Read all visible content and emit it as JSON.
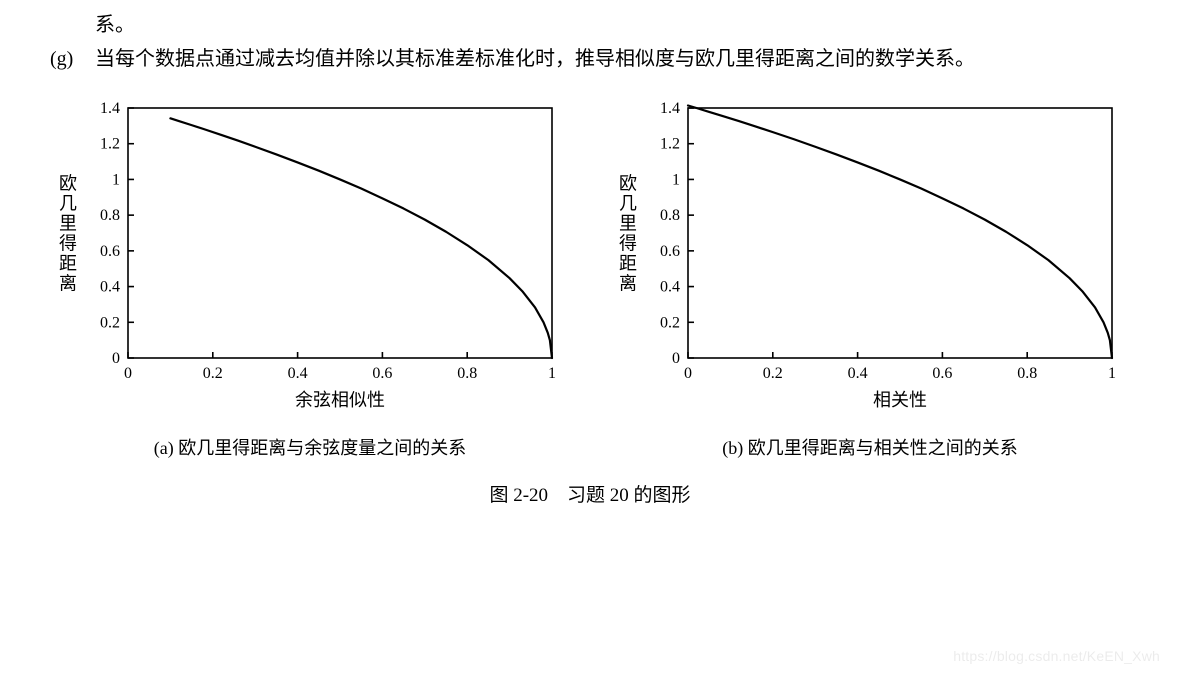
{
  "text": {
    "line1": "系。",
    "itemG_marker": "(g)",
    "itemG_body": "当每个数据点通过减去均值并除以其标准差标准化时，推导相似度与欧几里得距离之间的数学关系。",
    "sub_a": "(a) 欧几里得距离与余弦度量之间的关系",
    "sub_b": "(b) 欧几里得距离与相关性之间的关系",
    "fig_caption": "图 2-20　习题 20 的图形",
    "watermark": "https://blog.csdn.net/KeEN_Xwh"
  },
  "chart_a": {
    "type": "line",
    "xlabel": "余弦相似性",
    "ylabel": "欧几里得距离",
    "xlim": [
      0,
      1
    ],
    "ylim": [
      0,
      1.4
    ],
    "xticks": [
      0,
      0.2,
      0.4,
      0.6,
      0.8,
      1
    ],
    "yticks": [
      0,
      0.2,
      0.4,
      0.6,
      0.8,
      1,
      1.2,
      1.4
    ],
    "x_tick_labels": [
      "0",
      "0.2",
      "0.4",
      "0.6",
      "0.8",
      "1"
    ],
    "y_tick_labels": [
      "0",
      "0.2",
      "0.4",
      "0.6",
      "0.8",
      "1",
      "1.2",
      "1.4"
    ],
    "series": [
      {
        "x": [
          0.1,
          0.12,
          0.15,
          0.18,
          0.22,
          0.26,
          0.3,
          0.35,
          0.4,
          0.45,
          0.5,
          0.55,
          0.6,
          0.65,
          0.7,
          0.75,
          0.8,
          0.85,
          0.9,
          0.93,
          0.96,
          0.98,
          0.99,
          0.995,
          1.0
        ],
        "y": [
          1.342,
          1.327,
          1.304,
          1.281,
          1.249,
          1.217,
          1.183,
          1.14,
          1.095,
          1.049,
          1.0,
          0.949,
          0.894,
          0.837,
          0.775,
          0.707,
          0.632,
          0.548,
          0.447,
          0.374,
          0.283,
          0.2,
          0.141,
          0.1,
          0.0
        ],
        "color": "#000000",
        "line_width": 2.2
      }
    ],
    "axis_color": "#000000",
    "axis_width": 1.6,
    "tick_length": 6,
    "background_color": "#ffffff",
    "tick_font_size": 16,
    "label_font_size": 18
  },
  "chart_b": {
    "type": "line",
    "xlabel": "相关性",
    "ylabel": "欧几里得距离",
    "xlim": [
      0,
      1
    ],
    "ylim": [
      0,
      1.4
    ],
    "xticks": [
      0,
      0.2,
      0.4,
      0.6,
      0.8,
      1
    ],
    "yticks": [
      0,
      0.2,
      0.4,
      0.6,
      0.8,
      1,
      1.2,
      1.4
    ],
    "x_tick_labels": [
      "0",
      "0.2",
      "0.4",
      "0.6",
      "0.8",
      "1"
    ],
    "y_tick_labels": [
      "0",
      "0.2",
      "0.4",
      "0.6",
      "0.8",
      "1",
      "1.2",
      "1.4"
    ],
    "series": [
      {
        "x": [
          0.0,
          0.02,
          0.05,
          0.08,
          0.12,
          0.16,
          0.2,
          0.25,
          0.3,
          0.35,
          0.4,
          0.45,
          0.5,
          0.55,
          0.6,
          0.65,
          0.7,
          0.75,
          0.8,
          0.85,
          0.9,
          0.93,
          0.96,
          0.98,
          0.99,
          0.995,
          1.0
        ],
        "y": [
          1.414,
          1.4,
          1.378,
          1.356,
          1.327,
          1.296,
          1.265,
          1.225,
          1.183,
          1.14,
          1.095,
          1.049,
          1.0,
          0.949,
          0.894,
          0.837,
          0.775,
          0.707,
          0.632,
          0.548,
          0.447,
          0.374,
          0.283,
          0.2,
          0.141,
          0.1,
          0.0
        ],
        "color": "#000000",
        "line_width": 2.2
      }
    ],
    "axis_color": "#000000",
    "axis_width": 1.6,
    "tick_length": 6,
    "background_color": "#ffffff",
    "tick_font_size": 16,
    "label_font_size": 18
  }
}
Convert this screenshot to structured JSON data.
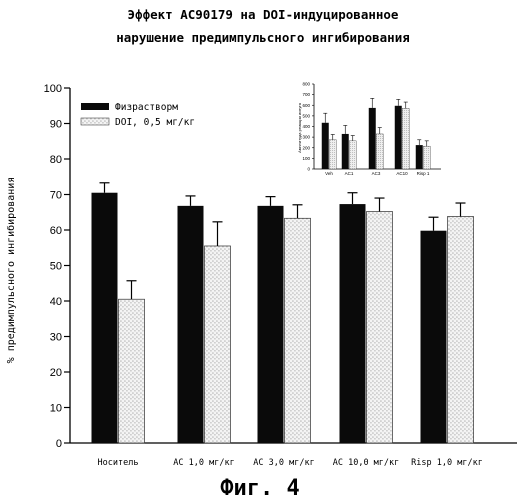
{
  "title_line1": "Эффект AC90179 на DOI-индуцированное",
  "title_line2": "нарушение предимпульсного ингибирования",
  "figure_label": "Фиг. 4",
  "colors": {
    "vehicle": "#0a0a0a",
    "doi_fill": "#f4f4f4",
    "doi_dots": "#6a6a6a"
  },
  "chart_data": [
    {
      "type": "bar",
      "title": "",
      "ylabel": "% предимпульсного ингибирования",
      "xlabel": "",
      "ylim": [
        0,
        100
      ],
      "yticks": [
        0,
        10,
        20,
        30,
        40,
        50,
        60,
        70,
        80,
        90,
        100
      ],
      "categories": [
        "Носитель",
        "AC 1,0 мг/кг",
        "AC 3,0 мг/кг",
        "AC 10,0 мг/кг",
        "Risp 1,0 мг/кг"
      ],
      "legend_position": "top-left",
      "grid": false,
      "series": [
        {
          "name": "Физрастворм",
          "values": [
            70.5,
            66.8,
            66.8,
            67.3,
            59.8
          ],
          "errors": [
            2.8,
            2.8,
            2.6,
            3.2,
            3.8
          ]
        },
        {
          "name": "DOI, 0,5 мг/кг",
          "values": [
            40.5,
            55.5,
            63.3,
            65.2,
            63.8
          ],
          "errors": [
            5.2,
            6.8,
            3.8,
            3.8,
            3.8
          ]
        }
      ]
    },
    {
      "type": "bar",
      "title": "",
      "ylabel": "Амплитуда реакции испуга",
      "xlabel": "",
      "ylim": [
        0,
        800
      ],
      "yticks": [
        0,
        100,
        200,
        300,
        400,
        500,
        600,
        700,
        800
      ],
      "categories": [
        "Veh",
        "AC1",
        "AC3",
        "AC10",
        "Risp 1"
      ],
      "legend_position": "none",
      "grid": false,
      "series": [
        {
          "values": [
            435,
            330,
            575,
            595,
            225
          ],
          "errors": [
            90,
            80,
            90,
            60,
            50
          ]
        },
        {
          "values": [
            275,
            265,
            330,
            570,
            215
          ],
          "errors": [
            50,
            50,
            60,
            60,
            50
          ]
        }
      ]
    }
  ]
}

+===+

→ **OBJECTIVE**: Return the listing above word for word, with the pictures removed.

→ **EXERCISE RESPONSE**:
Read all visible content and emit it as JSON.
{
  "text": {
    "line1": "系。",
    "itemG_marker": "(g)",
    "itemG_body": "当每个数据点通过减去均值并除以其标准差标准化时，推导相似度与欧几里得距离之间的数学关系。",
    "sub_a": "(a) 欧几里得距离与余弦度量之间的关系",
    "sub_b": "(b) 欧几里得距离与相关性之间的关系",
    "fig_caption": "图 2-20　习题 20 的图形",
    "watermark": "https://blog.csdn.net/KeEN_Xwh"
  },
  "chart_a": {
    "type": "line",
    "xlabel": "余弦相似性",
    "ylabel": "欧几里得距离",
    "xlim": [
      0,
      1
    ],
    "ylim": [
      0,
      1.4
    ],
    "xticks": [
      0,
      0.2,
      0.4,
      0.6,
      0.8,
      1
    ],
    "yticks": [
      0,
      0.2,
      0.4,
      0.6,
      0.8,
      1,
      1.2,
      1.4
    ],
    "x_tick_labels": [
      "0",
      "0.2",
      "0.4",
      "0.6",
      "0.8",
      "1"
    ],
    "y_tick_labels": [
      "0",
      "0.2",
      "0.4",
      "0.6",
      "0.8",
      "1",
      "1.2",
      "1.4"
    ],
    "series": [
      {
        "x": [
          0.1,
          0.12,
          0.15,
          0.18,
          0.22,
          0.26,
          0.3,
          0.35,
          0.4,
          0.45,
          0.5,
          0.55,
          0.6,
          0.65,
          0.7,
          0.75,
          0.8,
          0.85,
          0.9,
          0.93,
          0.96,
          0.98,
          0.99,
          0.995,
          1.0
        ],
        "y": [
          1.342,
          1.327,
          1.304,
          1.281,
          1.249,
          1.217,
          1.183,
          1.14,
          1.095,
          1.049,
          1.0,
          0.949,
          0.894,
          0.837,
          0.775,
          0.707,
          0.632,
          0.548,
          0.447,
          0.374,
          0.283,
          0.2,
          0.141,
          0.1,
          0.0
        ],
        "color": "#000000",
        "line_width": 2.2
      }
    ],
    "axis_color": "#000000",
    "axis_width": 1.6,
    "tick_length": 6,
    "background_color": "#ffffff",
    "tick_font_size": 16,
    "label_font_size": 18
  },
  "chart_b": {
    "type": "line",
    "xlabel": "相关性",
    "ylabel": "欧几里得距离",
    "xlim": [
      0,
      1
    ],
    "ylim": [
      0,
      1.4
    ],
    "xticks": [
      0,
      0.2,
      0.4,
      0.6,
      0.8,
      1
    ],
    "yticks": [
      0,
      0.2,
      0.4,
      0.6,
      0.8,
      1,
      1.2,
      1.4
    ],
    "x_tick_labels": [
      "0",
      "0.2",
      "0.4",
      "0.6",
      "0.8",
      "1"
    ],
    "y_tick_labels": [
      "0",
      "0.2",
      "0.4",
      "0.6",
      "0.8",
      "1",
      "1.2",
      "1.4"
    ],
    "series": [
      {
        "x": [
          0.0,
          0.02,
          0.05,
          0.08,
          0.12,
          0.16,
          0.2,
          0.25,
          0.3,
          0.35,
          0.4,
          0.45,
          0.5,
          0.55,
          0.6,
          0.65,
          0.7,
          0.75,
          0.8,
          0.85,
          0.9,
          0.93,
          0.96,
          0.98,
          0.99,
          0.995,
          1.0
        ],
        "y": [
          1.414,
          1.4,
          1.378,
          1.356,
          1.327,
          1.296,
          1.265,
          1.225,
          1.183,
          1.14,
          1.095,
          1.049,
          1.0,
          0.949,
          0.894,
          0.837,
          0.775,
          0.707,
          0.632,
          0.548,
          0.447,
          0.374,
          0.283,
          0.2,
          0.141,
          0.1,
          0.0
        ],
        "color": "#000000",
        "line_width": 2.2
      }
    ],
    "axis_color": "#000000",
    "axis_width": 1.6,
    "tick_length": 6,
    "background_color": "#ffffff",
    "tick_font_size": 16,
    "label_font_size": 18
  }
}
Convert this screenshot to structured JSON data.
{
  "title_line1": "Эффект AC90179 на DOI-индуцированное",
  "title_line2": "нарушение предимпульсного ингибирования",
  "figure_label": "Фиг. 4",
  "colors": {
    "vehicle": "#0a0a0a",
    "doi_fill": "#f4f4f4",
    "doi_dots": "#6a6a6a"
  },
  "chart_data": [
    {
      "type": "bar",
      "title": "",
      "ylabel": "% предимпульсного ингибирования",
      "xlabel": "",
      "ylim": [
        0,
        100
      ],
      "yticks": [
        0,
        10,
        20,
        30,
        40,
        50,
        60,
        70,
        80,
        90,
        100
      ],
      "categories": [
        "Носитель",
        "AC 1,0 мг/кг",
        "AC 3,0 мг/кг",
        "AC 10,0 мг/кг",
        "Risp 1,0 мг/кг"
      ],
      "legend_position": "top-left",
      "grid": false,
      "series": [
        {
          "name": "Физрастворм",
          "values": [
            70.5,
            66.8,
            66.8,
            67.3,
            59.8
          ],
          "errors": [
            2.8,
            2.8,
            2.6,
            3.2,
            3.8
          ]
        },
        {
          "name": "DOI, 0,5 мг/кг",
          "values": [
            40.5,
            55.5,
            63.3,
            65.2,
            63.8
          ],
          "errors": [
            5.2,
            6.8,
            3.8,
            3.8,
            3.8
          ]
        }
      ]
    },
    {
      "type": "bar",
      "title": "",
      "ylabel": "Амплитуда реакции испуга",
      "xlabel": "",
      "ylim": [
        0,
        800
      ],
      "yticks": [
        0,
        100,
        200,
        300,
        400,
        500,
        600,
        700,
        800
      ],
      "categories": [
        "Veh",
        "AC1",
        "AC3",
        "AC10",
        "Risp 1"
      ],
      "legend_position": "none",
      "grid": false,
      "series": [
        {
          "values": [
            435,
            330,
            575,
            595,
            225
          ],
          "errors": [
            90,
            80,
            90,
            60,
            50
          ]
        },
        {
          "values": [
            275,
            265,
            330,
            570,
            215
          ],
          "errors": [
            50,
            50,
            60,
            60,
            50
          ]
        }
      ]
    }
  ]
}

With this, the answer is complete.